• GOAL OF THE EXERCISE: In the entries below, identify every line with the string "Exposure" and copy it.

<<<<

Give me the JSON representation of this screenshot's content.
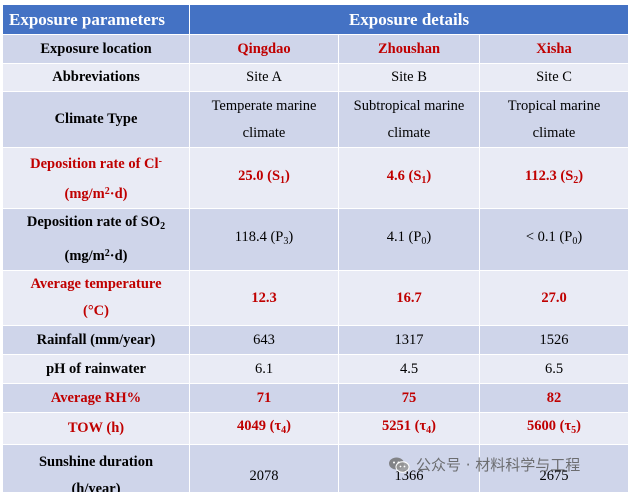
{
  "header": {
    "left": "Exposure parameters",
    "right": "Exposure details"
  },
  "colors": {
    "header_bg": "#4472c4",
    "row_dark": "#cfd5ea",
    "row_light": "#e9ebf5",
    "accent_red": "#c00000"
  },
  "rows": {
    "location": {
      "label": "Exposure location",
      "a": "Qingdao",
      "b": "Zhoushan",
      "c": "Xisha"
    },
    "abbrev": {
      "label": "Abbreviations",
      "a": "Site A",
      "b": "Site B",
      "c": "Site C"
    },
    "climate": {
      "label": "Climate Type",
      "a1": "Temperate marine",
      "a2": "climate",
      "b1": "Subtropical marine",
      "b2": "climate",
      "c1": "Tropical marine",
      "c2": "climate"
    },
    "cl": {
      "label_pre": "Deposition rate of Cl",
      "label_sup": "-",
      "unit_pre": "(mg/m",
      "unit_sup": "2",
      "unit_post": "·d)",
      "a_val": "25.0 (S",
      "a_sub": "1",
      "a_post": ")",
      "b_val": "4.6 (S",
      "b_sub": "1",
      "b_post": ")",
      "c_val": "112.3 (S",
      "c_sub": "2",
      "c_post": ")"
    },
    "so2": {
      "label_pre": "Deposition rate of SO",
      "label_sub": "2",
      "unit_pre": "(mg/m",
      "unit_sup": "2",
      "unit_post": "·d)",
      "a_val": "118.4 (P",
      "a_sub": "3",
      "a_post": ")",
      "b_val": "4.1 (P",
      "b_sub": "0",
      "b_post": ")",
      "c_val": "< 0.1 (P",
      "c_sub": "0",
      "c_post": ")"
    },
    "temp": {
      "label1": "Average temperature",
      "label2": "(°C)",
      "a": "12.3",
      "b": "16.7",
      "c": "27.0"
    },
    "rain": {
      "label": "Rainfall (mm/year)",
      "a": "643",
      "b": "1317",
      "c": "1526"
    },
    "ph": {
      "label": "pH of rainwater",
      "a": "6.1",
      "b": "4.5",
      "c": "6.5"
    },
    "rh": {
      "label": "Average RH%",
      "a": "71",
      "b": "75",
      "c": "82"
    },
    "tow": {
      "label": "TOW (h)",
      "a_val": "4049 (τ",
      "a_sub": "4",
      "a_post": ")",
      "b_val": "5251 (τ",
      "b_sub": "4",
      "b_post": ")",
      "c_val": "5600 (τ",
      "c_sub": "5",
      "c_post": ")"
    },
    "sun": {
      "label1": "Sunshine duration",
      "label2": "(h/year)",
      "a": "2078",
      "b": "1366",
      "c": "2675"
    }
  },
  "watermark": {
    "text": "公众号 · 材料科学与工程",
    "icon": "wechat-icon"
  }
}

>>>>

• RESPONSE TO THIS EXERCISE:
    "left": "Exposure parameters",
    "right": "Exposure details"
      "label": "Exposure location",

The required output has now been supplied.